§ **Work to complete**
Images should be left out, and everything else in the listing reproduced exactly.

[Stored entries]
= = = =
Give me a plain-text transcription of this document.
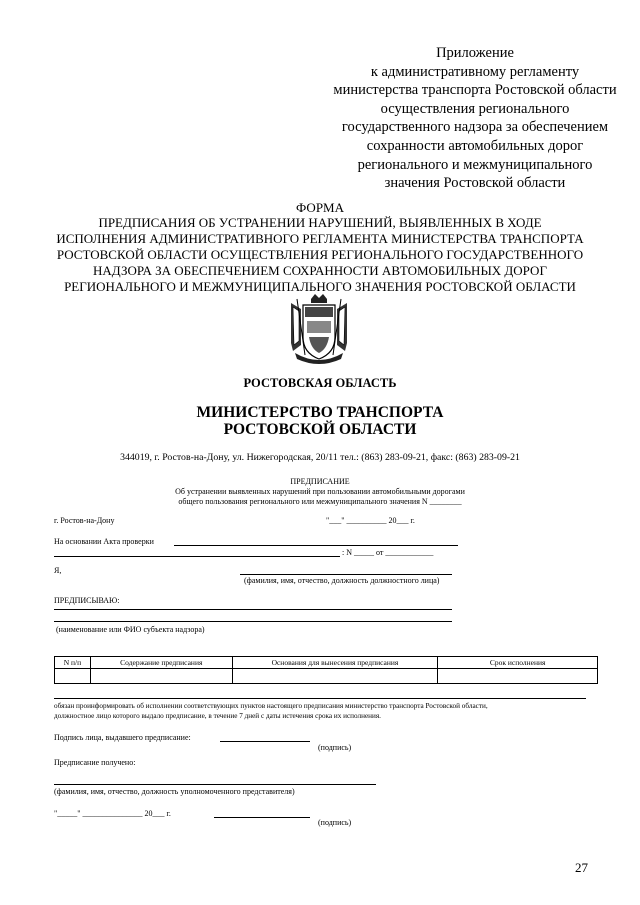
Приложение
к административному регламенту
министерства транспорта Ростовской области
осуществления регионального
государственного надзора за обеспечением
сохранности автомобильных дорог
регионального и межмуниципального
значения Ростовской области
ФОРМА
ПРЕДПИСАНИЯ ОБ УСТРАНЕНИИ НАРУШЕНИЙ, ВЫЯВЛЕННЫХ В ХОДЕ
ИСПОЛНЕНИЯ АДМИНИСТРАТИВНОГО РЕГЛАМЕНТА МИНИСТЕРСТВА ТРАНСПОРТА
РОСТОВСКОЙ ОБЛАСТИ ОСУЩЕСТВЛЕНИЯ РЕГИОНАЛЬНОГО ГОСУДАРСТВЕННОГО
НАДЗОРА ЗА ОБЕСПЕЧЕНИЕМ СОХРАННОСТИ АВТОМОБИЛЬНЫХ ДОРОГ
РЕГИОНАЛЬНОГО И МЕЖМУНИЦИПАЛЬНОГО ЗНАЧЕНИЯ РОСТОВСКОЙ ОБЛАСТИ
РОСТОВСКАЯ ОБЛАСТЬ
МИНИСТЕРСТВО ТРАНСПОРТА
РОСТОВСКОЙ ОБЛАСТИ
344019, г. Ростов-на-Дону, ул. Нижегородская, 20/11 тел.: (863) 283-09-21, факс: (863) 283-09-21
ПРЕДПИСАНИЕ
Об устранении выявленных нарушений при пользовании автомобильными дорогами
общего пользования регионального или межмуниципального значения N ________
г. Ростов-на-Дону	"___" __________ 20___ г.
На основании Акта проверки
: N _____ от ____________
Я,
(фамилия, имя, отчество, должность должностного лица)
ПРЕДПИСЫВАЮ:
(наименование или ФИО субъекта надзора)
N п/п	Содержание предписания	Основания для вынесения предписания	Срок исполнения

обязан проинформировать об исполнении соответствующих пунктов настоящего предписания министерство транспорта Ростовской области,
должностное лицо которого выдало предписание, в течение 7 дней с даты истечения срока их исполнения.
Подпись лица, выдавшего предписание:
(подпись)
Предписание получено:
(фамилия, имя, отчество, должность уполномоченного представителя)
"_____" _______________ 20___ г.
(подпись)
27
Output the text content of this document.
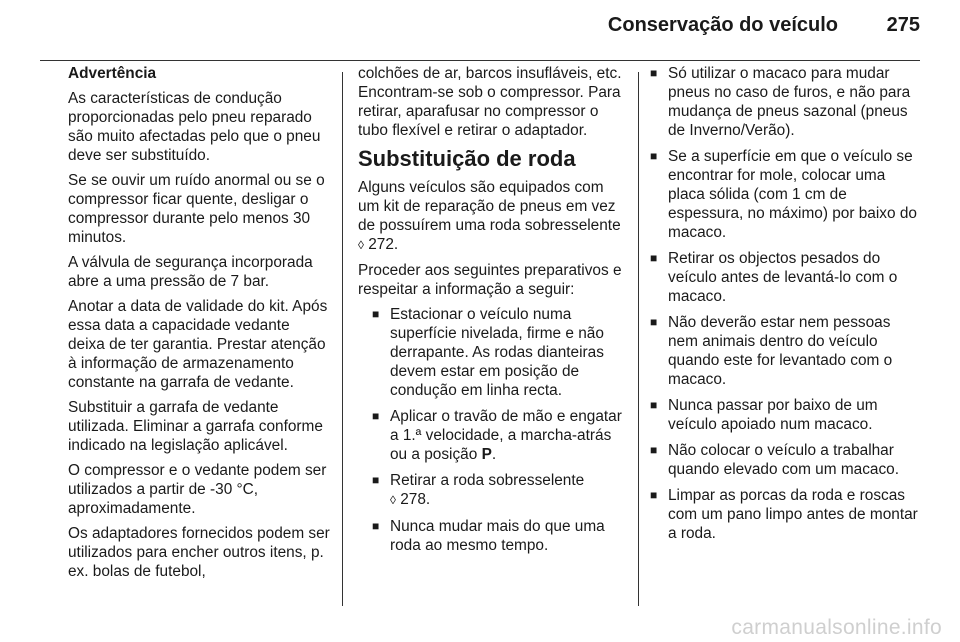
Conservação do veículo 275

Advertência

As características de condução proporcionadas pelo pneu reparado são muito afectadas pelo que o pneu deve ser substituído.

Se se ouvir um ruído anormal ou se o compressor ficar quente, desligar o compressor durante pelo menos 30 minutos.

A válvula de segurança incorporada abre a uma pressão de 7 bar.

Anotar a data de validade do kit. Após essa data a capacidade vedante deixa de ter garantia. Prestar atenção à informação de armazenamento constante na garrafa de vedante.

Substituir a garrafa de vedante utilizada. Eliminar a garrafa conforme indicado na legislação aplicável.

O compressor e o vedante podem ser utilizados a partir de -30 °C, aproximadamente.

Os adaptadores fornecidos podem ser utilizados para encher outros itens, p. ex. bolas de futebol,

colchões de ar, barcos insufláveis, etc. Encontram-se sob o compressor. Para retirar, aparafusar no compressor o tubo flexível e retirar o adaptador.

Substituição de roda

Alguns veículos são equipados com um kit de reparação de pneus em vez de possuírem uma roda sobresselente ◊ 272.

Proceder aos seguintes preparativos e respeitar a informação a seguir:

■ Estacionar o veículo numa superfície nivelada, firme e não derrapante. As rodas dianteiras devem estar em posição de condução em linha recta.
■ Aplicar o travão de mão e engatar a 1.ª velocidade, a marcha-atrás ou a posição P.
■ Retirar a roda sobresselente
◊ 278.
■ Nunca mudar mais do que uma roda ao mesmo tempo.
■ Só utilizar o macaco para mudar pneus no caso de furos, e não para mudança de pneus sazonal (pneus de Inverno/Verão).
■ Se a superfície em que o veículo se encontrar for mole, colocar uma placa sólida (com 1 cm de espessura, no máximo) por baixo do macaco.
■ Retirar os objectos pesados do veículo antes de levantá-lo com o macaco.
■ Não deverão estar nem pessoas nem animais dentro do veículo quando este for levantado com o macaco.
■ Nunca passar por baixo de um veículo apoiado num macaco.
■ Não colocar o veículo a trabalhar quando elevado com um macaco.
■ Limpar as porcas da roda e roscas com um pano limpo antes de montar a roda.
carmanualsonline.info
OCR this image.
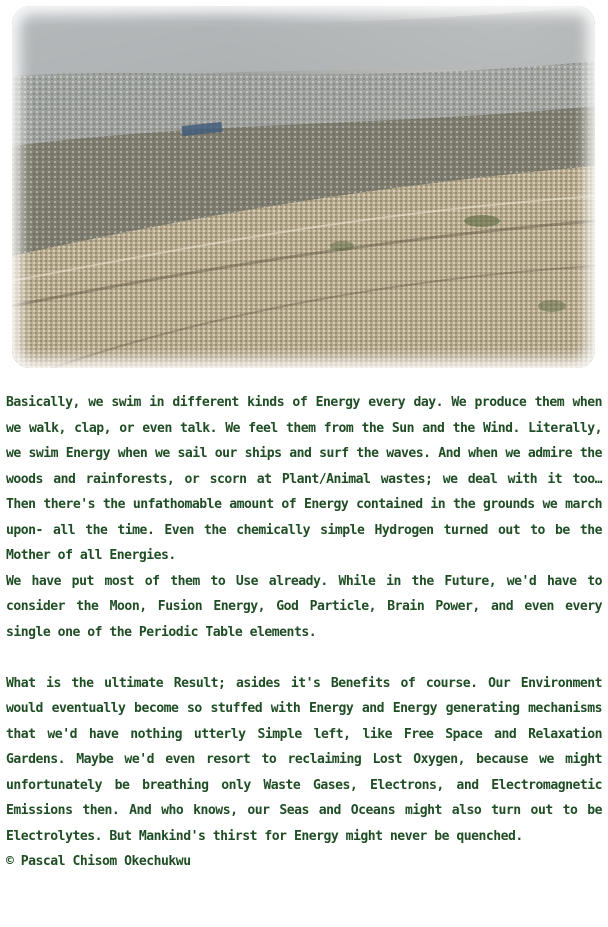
Basically, we swim in different kinds of Energy every day. We produce them when we walk, clap, or even talk. We feel them from the Sun and the Wind. Literally, we swim Energy when we sail our ships and surf the waves. And when we admire the woods and rainforests, or scorn at Plant/Animal wastes; we deal with it too… Then there's the unfathomable amount of Energy contained in the grounds we march upon- all the time. Even the chemically simple Hydrogen turned out to be the Mother of all Energies.

We have put most of them to Use already. While in the Future, we'd have to consider the Moon, Fusion Energy, God Particle, Brain Power, and even every single one of the Periodic Table elements.

What is the ultimate Result; asides it's Benefits of course. Our Environment would eventually become so stuffed with Energy and Energy generating mechanisms that we'd have nothing utterly Simple left, like Free Space and Relaxation Gardens. Maybe we'd even resort to reclaiming Lost Oxygen, because we might unfortunately be breathing only Waste Gases, Electrons, and Electromagnetic Emissions then. And who knows, our Seas and Oceans might also turn out to be Electrolytes. But Mankind's thirst for Energy might never be quenched.

© Pascal Chisom Okechukwu
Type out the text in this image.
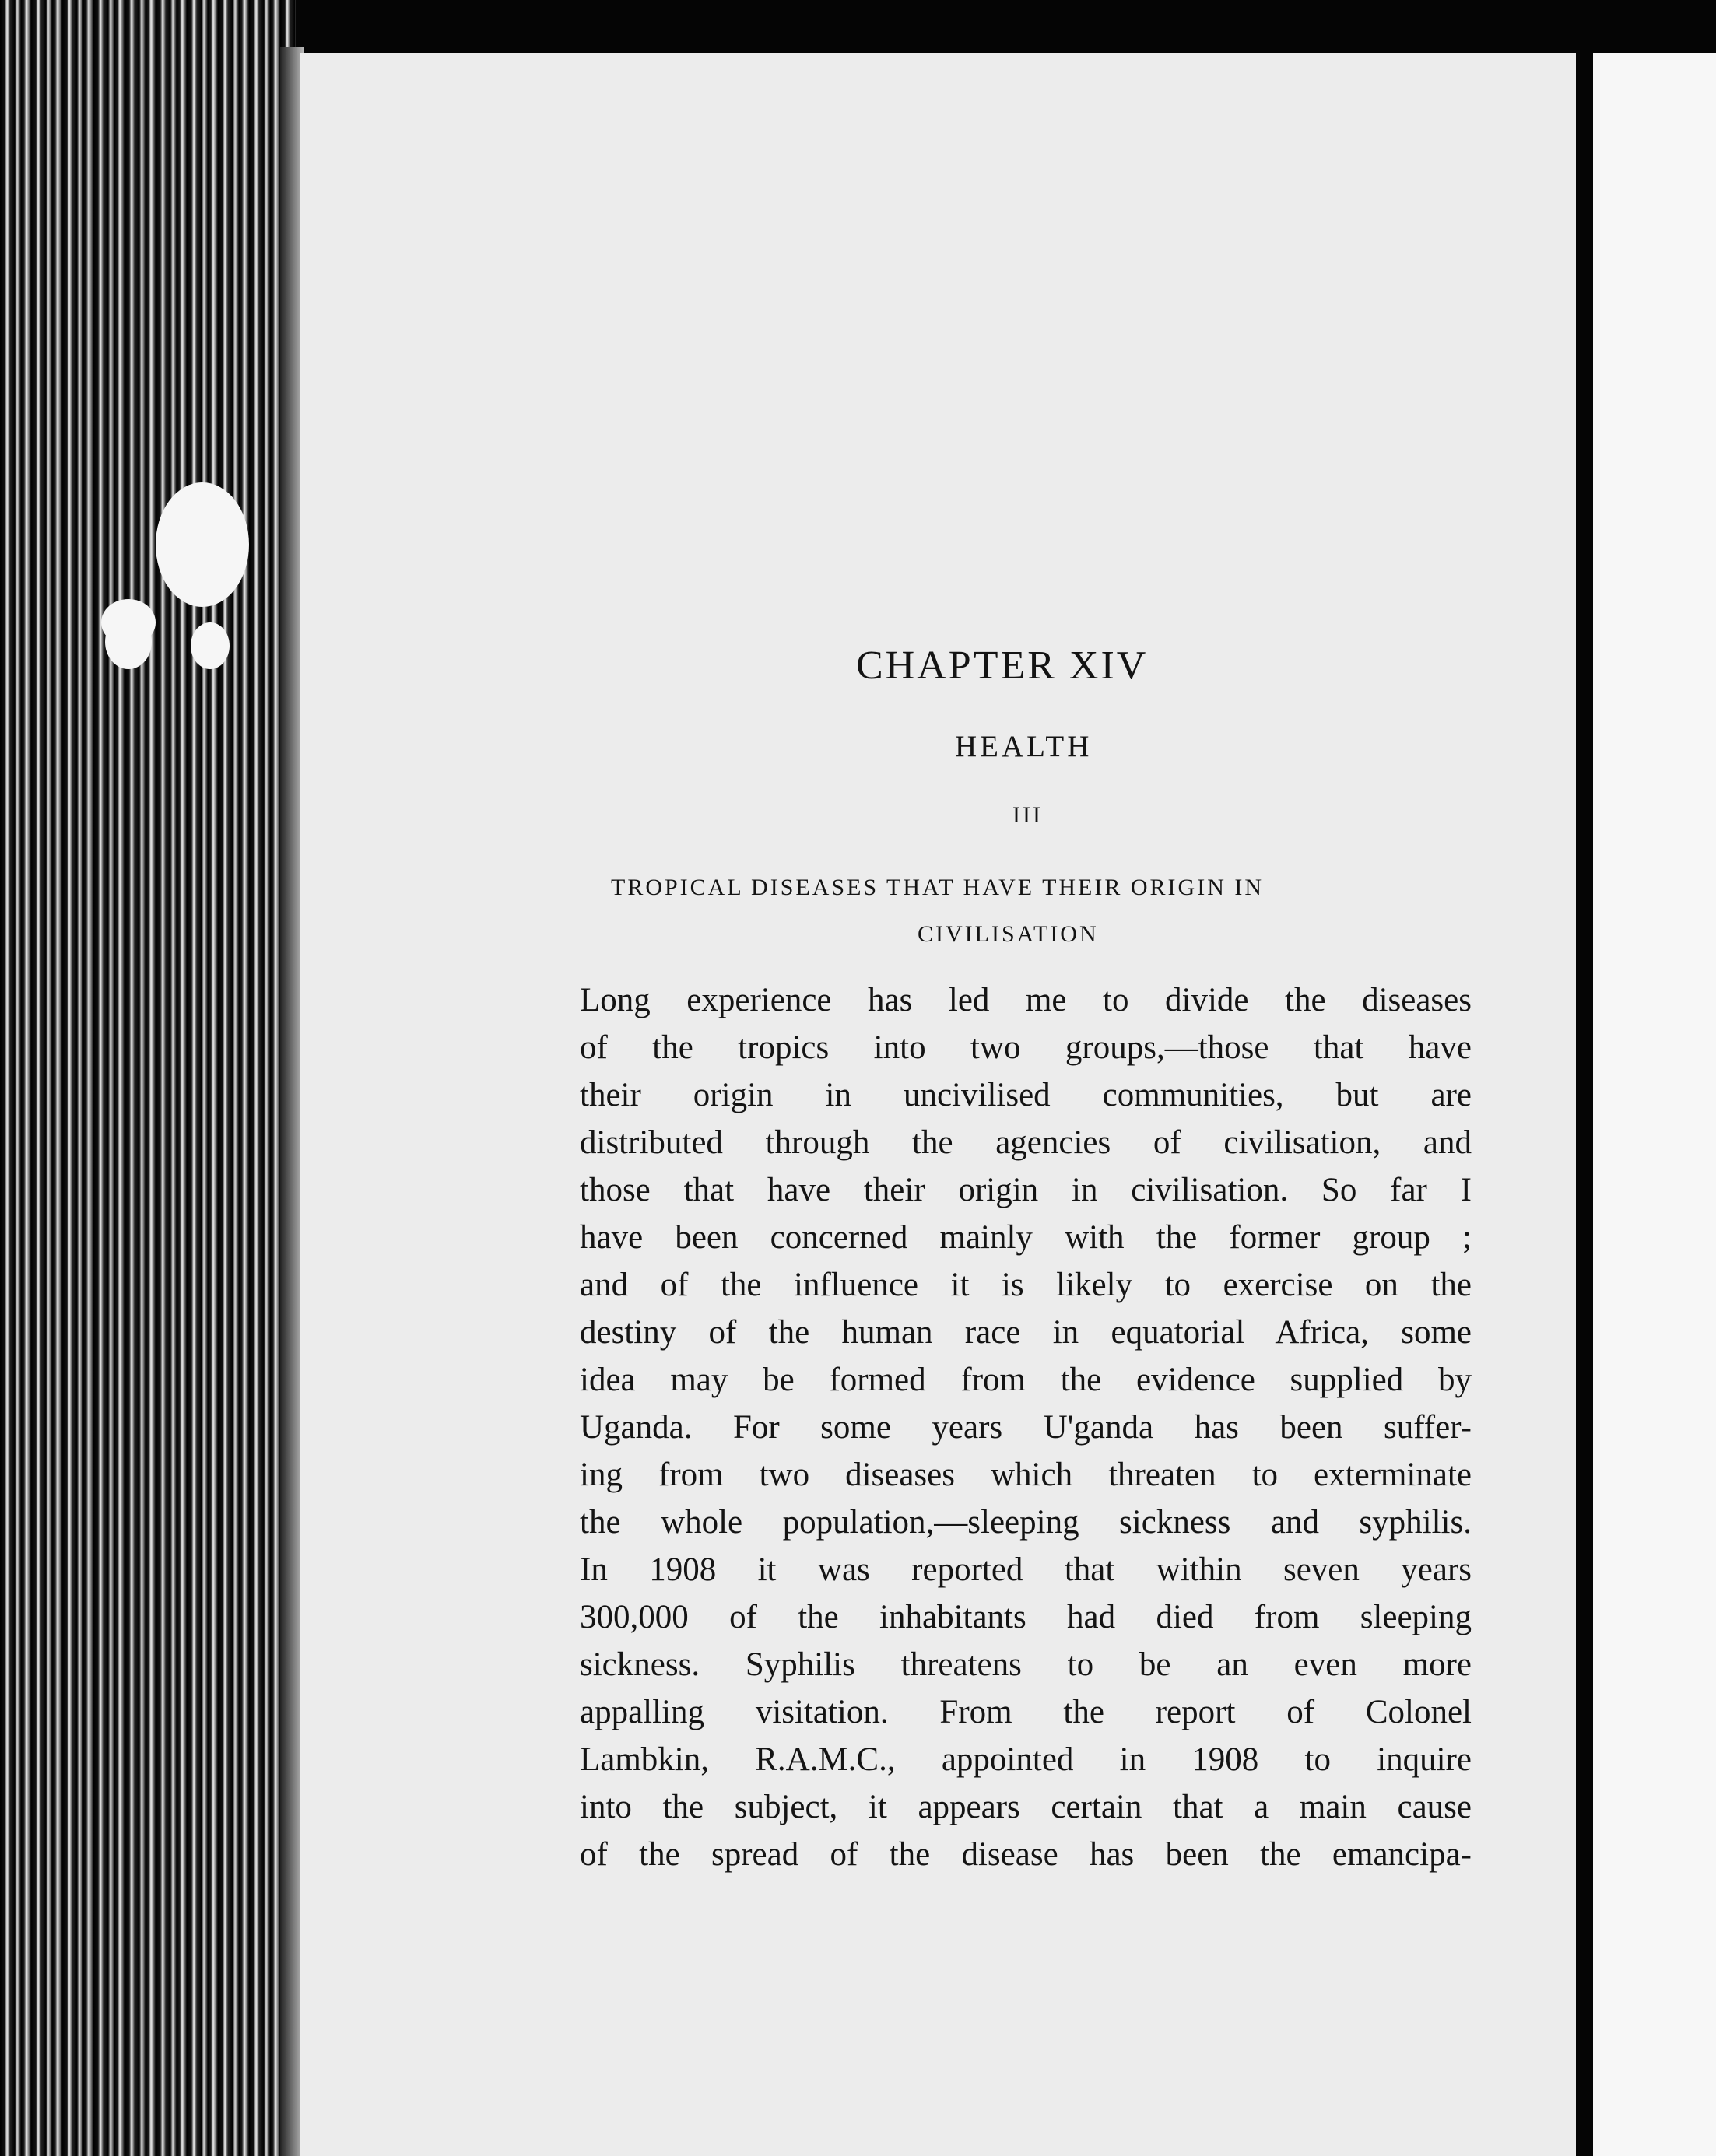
CHAPTER XIV
HEALTH
III
TROPICAL DISEASES THAT HAVE THEIR ORIGIN IN
CIVILISATION
Long experience has led me to divide the diseases
of the tropics into two groups,—those that have
their origin in uncivilised communities, but are
distributed through the agencies of civilisation, and
those that have their origin in civilisation. So far I
have been concerned mainly with the former group ;
and of the influence it is likely to exercise on the
destiny of the human race in equatorial Africa, some
idea may be formed from the evidence supplied by
Uganda. For some years U'ganda has been suffer-
ing from two diseases which threaten to exterminate
the whole population,—sleeping sickness and syphilis.
In 1908 it was reported that within seven years
300,000 of the inhabitants had died from sleeping
sickness. Syphilis threatens to be an even more
appalling visitation. From the report of Colonel
Lambkin, R.A.M.C., appointed in 1908 to inquire
into the subject, it appears certain that a main cause
of the spread of the disease has been the emancipa-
= = = =
§ **Complete response**
Give me a plain-text transcription of this document.
Приложение
к административному регламенту
министерства транспорта Ростовской области
осуществления регионального
государственного надзора за обеспечением
сохранности автомобильных дорог
регионального и межмуниципального
значения Ростовской области
ФОРМА
ПРЕДПИСАНИЯ ОБ УСТРАНЕНИИ НАРУШЕНИЙ, ВЫЯВЛЕННЫХ В ХОДЕ
ИСПОЛНЕНИЯ АДМИНИСТРАТИВНОГО РЕГЛАМЕНТА МИНИСТЕРСТВА ТРАНСПОРТА
РОСТОВСКОЙ ОБЛАСТИ ОСУЩЕСТВЛЕНИЯ РЕГИОНАЛЬНОГО ГОСУДАРСТВЕННОГО
НАДЗОРА ЗА ОБЕСПЕЧЕНИЕМ СОХРАННОСТИ АВТОМОБИЛЬНЫХ ДОРОГ
РЕГИОНАЛЬНОГО И МЕЖМУНИЦИПАЛЬНОГО ЗНАЧЕНИЯ РОСТОВСКОЙ ОБЛАСТИ
РОСТОВСКАЯ ОБЛАСТЬ
МИНИСТЕРСТВО ТРАНСПОРТА
РОСТОВСКОЙ ОБЛАСТИ
344019, г. Ростов-на-Дону, ул. Нижегородская, 20/11 тел.: (863) 283-09-21, факс: (863) 283-09-21
ПРЕДПИСАНИЕ
Об устранении выявленных нарушений при пользовании автомобильными дорогами
общего пользования регионального или межмуниципального значения N ________
г. Ростов-на-Дону	"___" __________ 20___ г.
На основании Акта проверки
: N _____ от ____________
Я,
(фамилия, имя, отчество, должность должностного лица)
ПРЕДПИСЫВАЮ:
(наименование или ФИО субъекта надзора)
N п/п	Содержание предписания	Основания для вынесения предписания	Срок исполнения

обязан проинформировать об исполнении соответствующих пунктов настоящего предписания министерство транспорта Ростовской области,
должностное лицо которого выдало предписание, в течение 7 дней с даты истечения срока их исполнения.
Подпись лица, выдавшего предписание:
(подпись)
Предписание получено:
(фамилия, имя, отчество, должность уполномоченного представителя)
"_____" _______________ 20___ г.
(подпись)
27
Output the text content of this document.
Conservação do veículo 275

Advertência

As características de condução proporcionadas pelo pneu reparado são muito afectadas pelo que o pneu deve ser substituído.

Se se ouvir um ruído anormal ou se o compressor ficar quente, desligar o compressor durante pelo menos 30 minutos.

A válvula de segurança incorporada abre a uma pressão de 7 bar.

Anotar a data de validade do kit. Após essa data a capacidade vedante deixa de ter garantia. Prestar atenção à informação de armazenamento constante na garrafa de vedante.

Substituir a garrafa de vedante utilizada. Eliminar a garrafa conforme indicado na legislação aplicável.

O compressor e o vedante podem ser utilizados a partir de -30 °C, aproximadamente.

Os adaptadores fornecidos podem ser utilizados para encher outros itens, p. ex. bolas de futebol,

colchões de ar, barcos insufláveis, etc. Encontram-se sob o compressor. Para retirar, aparafusar no compressor o tubo flexível e retirar o adaptador.

Substituição de roda

Alguns veículos são equipados com um kit de reparação de pneus em vez de possuírem uma roda sobresselente ◊ 272.

Proceder aos seguintes preparativos e respeitar a informação a seguir:

■ Estacionar o veículo numa superfície nivelada, firme e não derrapante. As rodas dianteiras devem estar em posição de condução em linha recta.
■ Aplicar o travão de mão e engatar a 1.ª velocidade, a marcha-atrás ou a posição P.
■ Retirar a roda sobresselente
◊ 278.
■ Nunca mudar mais do que uma roda ao mesmo tempo.
■ Só utilizar o macaco para mudar pneus no caso de furos, e não para mudança de pneus sazonal (pneus de Inverno/Verão).
■ Se a superfície em que o veículo se encontrar for mole, colocar uma placa sólida (com 1 cm de espessura, no máximo) por baixo do macaco.
■ Retirar os objectos pesados do veículo antes de levantá-lo com o macaco.
■ Não deverão estar nem pessoas nem animais dentro do veículo quando este for levantado com o macaco.
■ Nunca passar por baixo de um veículo apoiado num macaco.
■ Não colocar o veículo a trabalhar quando elevado com um macaco.
■ Limpar as porcas da roda e roscas com um pano limpo antes de montar a roda.
carmanualsonline.info
OCR this image.
Basically, we swim in different kinds of Energy every day. We produce them when we walk, clap, or even talk. We feel them from the Sun and the Wind. Literally, we swim Energy when we sail our ships and surf the waves. And when we admire the woods and rainforests, or scorn at Plant/Animal wastes; we deal with it too… Then there's the unfathomable amount of Energy contained in the grounds we march upon- all the time. Even the chemically simple Hydrogen turned out to be the Mother of all Energies.

We have put most of them to Use already. While in the Future, we'd have to consider the Moon, Fusion Energy, God Particle, Brain Power, and even every single one of the Periodic Table elements.

What is the ultimate Result; asides it's Benefits of course. Our Environment would eventually become so stuffed with Energy and Energy generating mechanisms that we'd have nothing utterly Simple left, like Free Space and Relaxation Gardens. Maybe we'd even resort to reclaiming Lost Oxygen, because we might unfortunately be breathing only Waste Gases, Electrons, and Electromagnetic Emissions then. And who knows, our Seas and Oceans might also turn out to be Electrolytes. But Mankind's thirst for Energy might never be quenched.

© Pascal Chisom Okechukwu
Type out the text in this image.
CHAPTER XIV
HEALTH
III
TROPICAL DISEASES THAT HAVE THEIR ORIGIN IN
CIVILISATION
Long experience has led me to divide the diseases
of the tropics into two groups,—those that have
their origin in uncivilised communities, but are
distributed through the agencies of civilisation, and
those that have their origin in civilisation. So far I
have been concerned mainly with the former group ;
and of the influence it is likely to exercise on the
destiny of the human race in equatorial Africa, some
idea may be formed from the evidence supplied by
Uganda. For some years U'ganda has been suffer-
ing from two diseases which threaten to exterminate
the whole population,—sleeping sickness and syphilis.
In 1908 it was reported that within seven years
300,000 of the inhabitants had died from sleeping
sickness. Syphilis threatens to be an even more
appalling visitation. From the report of Colonel
Lambkin, R.A.M.C., appointed in 1908 to inquire
into the subject, it appears certain that a main cause
of the spread of the disease has been the emancipa-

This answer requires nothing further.